(REQUIRED TASK): Can you return every line of the data below unchanged, in the same order?
<<<<
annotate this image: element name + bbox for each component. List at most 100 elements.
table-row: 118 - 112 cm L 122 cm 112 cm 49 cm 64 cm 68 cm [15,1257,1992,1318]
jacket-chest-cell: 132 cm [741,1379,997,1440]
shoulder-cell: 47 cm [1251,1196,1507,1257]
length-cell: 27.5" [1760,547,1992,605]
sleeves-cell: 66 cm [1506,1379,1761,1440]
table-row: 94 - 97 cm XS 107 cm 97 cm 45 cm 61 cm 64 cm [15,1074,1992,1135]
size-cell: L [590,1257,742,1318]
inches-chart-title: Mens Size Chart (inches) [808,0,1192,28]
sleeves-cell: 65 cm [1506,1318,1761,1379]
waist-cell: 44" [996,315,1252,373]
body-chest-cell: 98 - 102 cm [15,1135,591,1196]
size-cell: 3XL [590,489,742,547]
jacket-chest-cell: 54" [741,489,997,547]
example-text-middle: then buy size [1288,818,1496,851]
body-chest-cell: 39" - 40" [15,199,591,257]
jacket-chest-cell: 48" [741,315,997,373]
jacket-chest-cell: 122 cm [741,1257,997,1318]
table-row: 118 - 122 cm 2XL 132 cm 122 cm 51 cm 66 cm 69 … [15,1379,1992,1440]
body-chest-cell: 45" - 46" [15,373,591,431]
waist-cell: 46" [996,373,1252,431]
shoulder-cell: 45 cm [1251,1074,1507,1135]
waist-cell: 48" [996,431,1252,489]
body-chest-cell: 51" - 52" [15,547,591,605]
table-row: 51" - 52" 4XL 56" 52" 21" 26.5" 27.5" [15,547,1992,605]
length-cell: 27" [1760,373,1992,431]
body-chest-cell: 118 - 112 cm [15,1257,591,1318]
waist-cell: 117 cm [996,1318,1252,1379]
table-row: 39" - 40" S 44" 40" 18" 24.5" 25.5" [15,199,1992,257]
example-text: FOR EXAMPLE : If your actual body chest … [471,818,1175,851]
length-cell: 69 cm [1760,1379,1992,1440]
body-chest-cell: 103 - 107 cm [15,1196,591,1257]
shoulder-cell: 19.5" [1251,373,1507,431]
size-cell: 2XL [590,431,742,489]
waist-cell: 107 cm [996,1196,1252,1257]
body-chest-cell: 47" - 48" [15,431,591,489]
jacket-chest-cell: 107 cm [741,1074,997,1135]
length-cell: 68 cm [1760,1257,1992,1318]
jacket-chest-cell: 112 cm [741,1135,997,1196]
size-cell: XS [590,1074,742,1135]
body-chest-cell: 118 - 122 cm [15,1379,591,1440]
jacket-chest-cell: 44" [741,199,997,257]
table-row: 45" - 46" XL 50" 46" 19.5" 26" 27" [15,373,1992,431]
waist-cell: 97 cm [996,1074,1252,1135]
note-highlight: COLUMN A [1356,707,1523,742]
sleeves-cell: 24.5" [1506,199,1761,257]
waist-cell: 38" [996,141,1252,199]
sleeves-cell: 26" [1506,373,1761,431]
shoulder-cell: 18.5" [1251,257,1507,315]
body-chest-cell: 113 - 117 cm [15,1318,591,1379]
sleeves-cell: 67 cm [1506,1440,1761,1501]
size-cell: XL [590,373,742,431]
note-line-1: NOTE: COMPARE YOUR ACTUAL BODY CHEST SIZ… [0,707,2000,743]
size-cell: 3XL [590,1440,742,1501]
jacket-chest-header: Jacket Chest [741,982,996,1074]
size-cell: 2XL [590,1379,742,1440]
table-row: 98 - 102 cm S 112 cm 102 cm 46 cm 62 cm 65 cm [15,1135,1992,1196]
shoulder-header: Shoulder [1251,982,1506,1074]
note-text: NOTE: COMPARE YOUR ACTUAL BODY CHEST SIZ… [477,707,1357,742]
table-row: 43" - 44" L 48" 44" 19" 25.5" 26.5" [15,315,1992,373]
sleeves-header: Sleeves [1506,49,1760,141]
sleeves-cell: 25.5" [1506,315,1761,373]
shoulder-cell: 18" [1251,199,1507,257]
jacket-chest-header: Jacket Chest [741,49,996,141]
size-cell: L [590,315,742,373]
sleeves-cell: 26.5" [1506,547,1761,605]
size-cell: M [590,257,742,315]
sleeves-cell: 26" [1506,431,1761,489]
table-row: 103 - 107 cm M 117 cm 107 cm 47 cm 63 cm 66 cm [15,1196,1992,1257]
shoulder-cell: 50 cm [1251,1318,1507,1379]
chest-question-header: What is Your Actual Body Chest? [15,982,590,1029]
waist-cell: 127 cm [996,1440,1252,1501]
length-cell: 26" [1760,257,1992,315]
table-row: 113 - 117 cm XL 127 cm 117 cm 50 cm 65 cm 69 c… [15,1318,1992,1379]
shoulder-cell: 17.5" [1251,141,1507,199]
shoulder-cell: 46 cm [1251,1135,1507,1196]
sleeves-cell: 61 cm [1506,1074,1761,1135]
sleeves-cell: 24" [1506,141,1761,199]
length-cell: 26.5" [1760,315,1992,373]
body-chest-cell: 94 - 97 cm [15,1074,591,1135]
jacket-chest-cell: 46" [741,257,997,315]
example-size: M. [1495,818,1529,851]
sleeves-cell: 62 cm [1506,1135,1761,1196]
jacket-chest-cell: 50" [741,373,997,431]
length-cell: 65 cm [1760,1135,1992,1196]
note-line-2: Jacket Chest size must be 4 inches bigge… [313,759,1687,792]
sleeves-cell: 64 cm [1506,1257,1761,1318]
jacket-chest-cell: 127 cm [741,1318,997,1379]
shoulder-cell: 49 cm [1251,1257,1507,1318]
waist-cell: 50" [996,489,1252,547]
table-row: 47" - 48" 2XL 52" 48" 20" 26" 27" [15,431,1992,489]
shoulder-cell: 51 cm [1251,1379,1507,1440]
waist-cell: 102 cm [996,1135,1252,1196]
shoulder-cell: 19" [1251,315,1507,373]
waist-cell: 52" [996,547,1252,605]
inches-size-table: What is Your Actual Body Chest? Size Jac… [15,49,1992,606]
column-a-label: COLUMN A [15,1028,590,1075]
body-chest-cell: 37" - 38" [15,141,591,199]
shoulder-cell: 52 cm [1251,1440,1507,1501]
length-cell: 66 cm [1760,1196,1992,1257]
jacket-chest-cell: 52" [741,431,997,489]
>>>>
(ANSWER TO THIS PROBLEM):
annotate this image: element name + bbox for each component. List at most 100 elements.
table-row: 118 - 112 cm L 122 cm 112 cm 49 cm 64 cm 68 cm [15,1257,1992,1318]
jacket-chest-cell: 132 cm [741,1379,997,1440]
shoulder-cell: 47 cm [1251,1196,1507,1257]
length-cell: 27.5" [1760,547,1992,605]
sleeves-cell: 66 cm [1506,1379,1761,1440]
table-row: 94 - 97 cm XS 107 cm 97 cm 45 cm 61 cm 64 cm [15,1074,1992,1135]
size-cell: L [590,1257,742,1318]
inches-chart-title: Mens Size Chart (inches) [808,0,1192,28]
sleeves-cell: 65 cm [1506,1318,1761,1379]
waist-cell: 44" [996,315,1252,373]
body-chest-cell: 98 - 102 cm [15,1135,591,1196]
size-cell: 3XL [590,489,742,547]
jacket-chest-cell: 54" [741,489,997,547]
example-text-middle: then buy size [1288,818,1496,851]
body-chest-cell: 39" - 40" [15,199,591,257]
jacket-chest-cell: 48" [741,315,997,373]
jacket-chest-cell: 122 cm [741,1257,997,1318]
table-row: 118 - 122 cm 2XL 132 cm 122 cm 51 cm 66 cm 69 … [15,1379,1992,1440]
body-chest-cell: 45" - 46" [15,373,591,431]
waist-cell: 46" [996,373,1252,431]
shoulder-cell: 45 cm [1251,1074,1507,1135]
waist-cell: 48" [996,431,1252,489]
body-chest-cell: 51" - 52" [15,547,591,605]
table-row: 51" - 52" 4XL 56" 52" 21" 26.5" 27.5" [15,547,1992,605]
length-cell: 27" [1760,373,1992,431]
body-chest-cell: 118 - 112 cm [15,1257,591,1318]
waist-cell: 117 cm [996,1318,1252,1379]
table-row: 39" - 40" S 44" 40" 18" 24.5" 25.5" [15,199,1992,257]
example-text: FOR EXAMPLE : If your actual body chest … [471,818,1175,851]
length-cell: 69 cm [1760,1379,1992,1440]
body-chest-cell: 103 - 107 cm [15,1196,591,1257]
shoulder-cell: 19.5" [1251,373,1507,431]
size-cell: 2XL [590,431,742,489]
waist-cell: 107 cm [996,1196,1252,1257]
body-chest-cell: 47" - 48" [15,431,591,489]
jacket-chest-cell: 107 cm [741,1074,997,1135]
length-cell: 68 cm [1760,1257,1992,1318]
jacket-chest-cell: 112 cm [741,1135,997,1196]
size-cell: XS [590,1074,742,1135]
body-chest-cell: 118 - 122 cm [15,1379,591,1440]
jacket-chest-cell: 44" [741,199,997,257]
table-row: 45" - 46" XL 50" 46" 19.5" 26" 27" [15,373,1992,431]
waist-cell: 97 cm [996,1074,1252,1135]
note-highlight: COLUMN A [1356,707,1523,742]
sleeves-cell: 24.5" [1506,199,1761,257]
waist-cell: 38" [996,141,1252,199]
sleeves-cell: 26" [1506,373,1761,431]
shoulder-cell: 18.5" [1251,257,1507,315]
body-chest-cell: 113 - 117 cm [15,1318,591,1379]
sleeves-cell: 67 cm [1506,1440,1761,1501]
size-cell: XL [590,373,742,431]
note-line-1: NOTE: COMPARE YOUR ACTUAL BODY CHEST SIZ… [0,707,2000,743]
size-cell: 3XL [590,1440,742,1501]
jacket-chest-header: Jacket Chest [741,982,996,1074]
size-cell: 2XL [590,1379,742,1440]
table-row: 98 - 102 cm S 112 cm 102 cm 46 cm 62 cm 65 cm [15,1135,1992,1196]
shoulder-header: Shoulder [1251,982,1506,1074]
note-text: NOTE: COMPARE YOUR ACTUAL BODY CHEST SIZ… [477,707,1357,742]
table-row: 43" - 44" L 48" 44" 19" 25.5" 26.5" [15,315,1992,373]
sleeves-header: Sleeves [1506,49,1760,141]
sleeves-cell: 25.5" [1506,315,1761,373]
shoulder-cell: 18" [1251,199,1507,257]
jacket-chest-header: Jacket Chest [741,49,996,141]
size-cell: L [590,315,742,373]
sleeves-cell: 26.5" [1506,547,1761,605]
size-cell: M [590,257,742,315]
sleeves-cell: 26" [1506,431,1761,489]
table-row: 103 - 107 cm M 117 cm 107 cm 47 cm 63 cm 66 cm [15,1196,1992,1257]
shoulder-cell: 50 cm [1251,1318,1507,1379]
chest-question-header: What is Your Actual Body Chest? [15,982,590,1029]
waist-cell: 127 cm [996,1440,1252,1501]
length-cell: 26" [1760,257,1992,315]
table-row: 113 - 117 cm XL 127 cm 117 cm 50 cm 65 cm 69 c… [15,1318,1992,1379]
shoulder-cell: 17.5" [1251,141,1507,199]
shoulder-cell: 46 cm [1251,1135,1507,1196]
sleeves-cell: 61 cm [1506,1074,1761,1135]
sleeves-cell: 24" [1506,141,1761,199]
length-cell: 26.5" [1760,315,1992,373]
body-chest-cell: 94 - 97 cm [15,1074,591,1135]
jacket-chest-cell: 46" [741,257,997,315]
example-size: M. [1495,818,1529,851]
sleeves-cell: 62 cm [1506,1135,1761,1196]
jacket-chest-cell: 50" [741,373,997,431]
length-cell: 65 cm [1760,1135,1992,1196]
note-line-2: Jacket Chest size must be 4 inches bigge… [313,759,1687,792]
sleeves-cell: 64 cm [1506,1257,1761,1318]
jacket-chest-cell: 127 cm [741,1318,997,1379]
shoulder-cell: 49 cm [1251,1257,1507,1318]
waist-cell: 50" [996,489,1252,547]
table-row: 47" - 48" 2XL 52" 48" 20" 26" 27" [15,431,1992,489]
shoulder-cell: 51 cm [1251,1379,1507,1440]
waist-cell: 102 cm [996,1135,1252,1196]
shoulder-cell: 19" [1251,315,1507,373]
waist-cell: 52" [996,547,1252,605]
inches-size-table: What is Your Actual Body Chest? Size Jac… [15,49,1992,606]
column-a-label: COLUMN A [15,1028,590,1075]
body-chest-cell: 37" - 38" [15,141,591,199]
shoulder-cell: 52 cm [1251,1440,1507,1501]
length-cell: 66 cm [1760,1196,1992,1257]
jacket-chest-cell: 52" [741,431,997,489]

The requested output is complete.